--- START Entries provided ---
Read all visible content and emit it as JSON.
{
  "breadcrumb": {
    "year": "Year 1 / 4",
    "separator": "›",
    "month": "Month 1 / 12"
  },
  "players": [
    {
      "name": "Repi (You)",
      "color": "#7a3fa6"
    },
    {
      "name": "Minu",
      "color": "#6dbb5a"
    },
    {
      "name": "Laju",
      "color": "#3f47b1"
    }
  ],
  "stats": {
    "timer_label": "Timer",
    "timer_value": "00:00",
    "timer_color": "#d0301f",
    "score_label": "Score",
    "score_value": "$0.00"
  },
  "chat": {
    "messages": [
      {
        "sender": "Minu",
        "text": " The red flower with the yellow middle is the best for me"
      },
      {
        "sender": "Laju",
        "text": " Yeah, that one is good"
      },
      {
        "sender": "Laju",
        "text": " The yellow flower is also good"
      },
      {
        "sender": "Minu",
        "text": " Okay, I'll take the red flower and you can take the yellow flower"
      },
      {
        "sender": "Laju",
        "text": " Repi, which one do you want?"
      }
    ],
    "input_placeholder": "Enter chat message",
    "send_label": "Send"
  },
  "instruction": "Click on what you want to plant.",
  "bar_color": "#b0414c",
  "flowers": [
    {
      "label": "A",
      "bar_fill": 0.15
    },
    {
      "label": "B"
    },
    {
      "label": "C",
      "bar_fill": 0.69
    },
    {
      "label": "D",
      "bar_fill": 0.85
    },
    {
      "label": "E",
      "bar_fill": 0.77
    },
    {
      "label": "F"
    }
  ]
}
--- END Entries provided ---
To do
Reproduce the data in full, exactly as presented.

Written solution
Read all visible content and emit it as JSON.
{
  "breadcrumb": {
    "year": "Year 1 / 4",
    "separator": "›",
    "month": "Month 1 / 12"
  },
  "players": [
    {
      "name": "Repi (You)",
      "color": "#7a3fa6"
    },
    {
      "name": "Minu",
      "color": "#6dbb5a"
    },
    {
      "name": "Laju",
      "color": "#3f47b1"
    }
  ],
  "stats": {
    "timer_label": "Timer",
    "timer_value": "00:00",
    "timer_color": "#d0301f",
    "score_label": "Score",
    "score_value": "$0.00"
  },
  "chat": {
    "messages": [
      {
        "sender": "Minu",
        "text": " The red flower with the yellow middle is the best for me"
      },
      {
        "sender": "Laju",
        "text": " Yeah, that one is good"
      },
      {
        "sender": "Laju",
        "text": " The yellow flower is also good"
      },
      {
        "sender": "Minu",
        "text": " Okay, I'll take the red flower and you can take the yellow flower"
      },
      {
        "sender": "Laju",
        "text": " Repi, which one do you want?"
      }
    ],
    "input_placeholder": "Enter chat message",
    "send_label": "Send"
  },
  "instruction": "Click on what you want to plant.",
  "bar_color": "#b0414c",
  "flowers": [
    {
      "label": "A",
      "bar_fill": 0.15
    },
    {
      "label": "B"
    },
    {
      "label": "C",
      "bar_fill": 0.69
    },
    {
      "label": "D",
      "bar_fill": 0.85
    },
    {
      "label": "E",
      "bar_fill": 0.77
    },
    {
      "label": "F"
    }
  ]
}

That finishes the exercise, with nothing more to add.